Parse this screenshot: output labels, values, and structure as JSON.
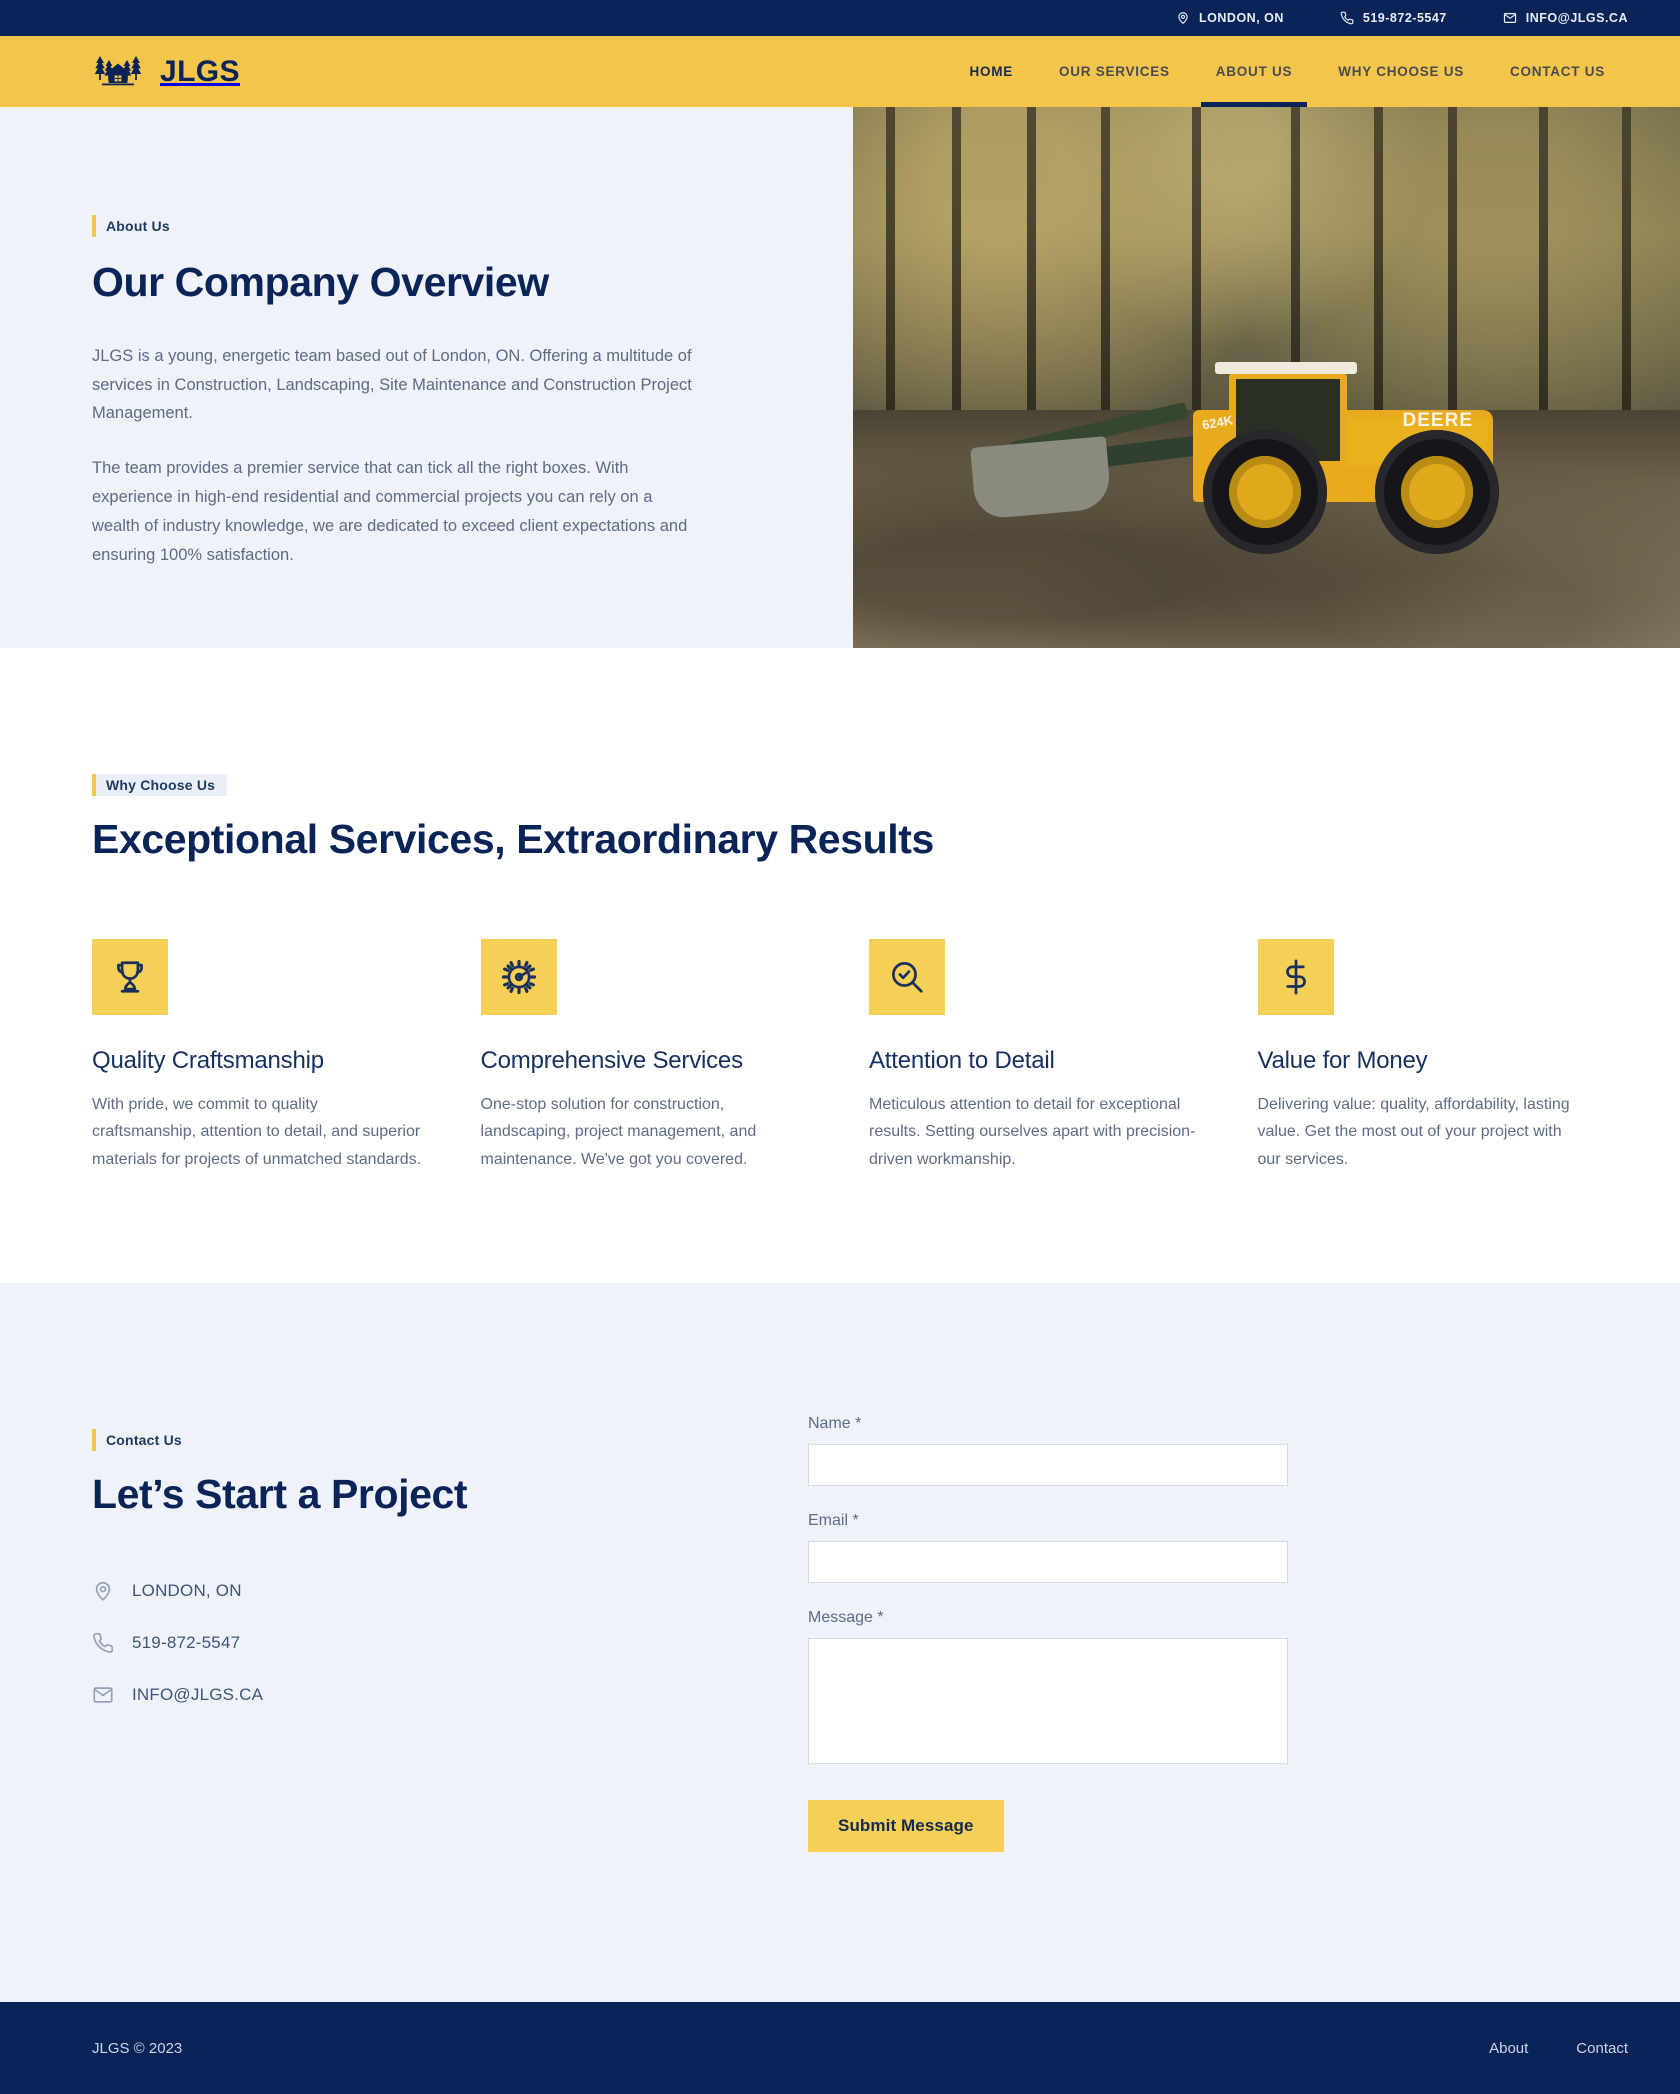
{
  "colors": {
    "navy": "#0a2458",
    "yellow": "#f3c64b",
    "yellow_soft": "#f5cf56",
    "light_bg": "#eff2f8",
    "body_text": "#5e6b85"
  },
  "topbar": {
    "items": [
      {
        "icon": "map-pin-icon",
        "label": "LONDON, ON"
      },
      {
        "icon": "phone-icon",
        "label": "519-872-5547"
      },
      {
        "icon": "envelope-icon",
        "label": "INFO@JLGS.CA"
      }
    ]
  },
  "header": {
    "brand_name": "JLGS",
    "brand_icon": "cabin-trees-logo-icon",
    "nav": [
      {
        "label": "HOME",
        "active": false,
        "home": true
      },
      {
        "label": "OUR SERVICES",
        "active": false,
        "home": false
      },
      {
        "label": "ABOUT US",
        "active": true,
        "home": false
      },
      {
        "label": "WHY CHOOSE US",
        "active": false,
        "home": false
      },
      {
        "label": "CONTACT US",
        "active": false,
        "home": false
      }
    ]
  },
  "about": {
    "eyebrow": "About Us",
    "heading": "Our Company Overview",
    "paragraph1": "JLGS is a young, energetic team based out of London, ON. Offering a multitude of services in Construction, Landscaping, Site Maintenance and Construction Project Management.",
    "paragraph2": "The team provides a premier service that can tick all the right boxes. With experience in high-end residential and commercial projects you can rely on a wealth of industry knowledge, we are dedicated to exceed client expectations and ensuring 100% satisfaction.",
    "image_alt": "Yellow John Deere 624K wheel loader on a dirt site in a forest",
    "image_text": {
      "brand": "DEERE",
      "model": "624K"
    }
  },
  "why": {
    "eyebrow": "Why Choose Us",
    "heading": "Exceptional Services, Extraordinary Results",
    "features": [
      {
        "icon": "trophy-icon",
        "title": "Quality Craftsmanship",
        "desc": "With pride, we commit to quality craftsmanship, attention to detail, and superior materials for projects of unmatched standards."
      },
      {
        "icon": "gear-icon",
        "title": "Comprehensive Services",
        "desc": "One-stop solution for construction, landscaping, project management, and maintenance. We've got you covered."
      },
      {
        "icon": "magnifier-check-icon",
        "title": "Attention to Detail",
        "desc": "Meticulous attention to detail for exceptional results. Setting ourselves apart with precision-driven workmanship."
      },
      {
        "icon": "dollar-sign-icon",
        "title": "Value for Money",
        "desc": "Delivering value: quality, affordability, lasting value. Get the most out of your project with our services."
      }
    ]
  },
  "contact": {
    "eyebrow": "Contact Us",
    "heading": "Let’s Start a Project",
    "details": [
      {
        "icon": "map-pin-icon",
        "label": "LONDON, ON"
      },
      {
        "icon": "phone-icon",
        "label": "519-872-5547"
      },
      {
        "icon": "envelope-icon",
        "label": "INFO@JLGS.CA"
      }
    ],
    "form": {
      "name_label": "Name *",
      "name_value": "",
      "name_placeholder": "",
      "email_label": "Email *",
      "email_value": "",
      "email_placeholder": "",
      "message_label": "Message *",
      "message_value": "",
      "message_placeholder": "",
      "submit_label": "Submit Message"
    }
  },
  "footer": {
    "copyright": "JLGS © 2023",
    "links": [
      {
        "label": "About"
      },
      {
        "label": "Contact"
      }
    ]
  }
}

• • • • • • •

# What you are asked to do:
Filter the listing for the word "title" and copy every line that holds it.

# Result for this task:
        "title": "Quality Craftsmanship",
        "title": "Comprehensive Services",
        "title": "Attention to Detail",
        "title": "Value for Money",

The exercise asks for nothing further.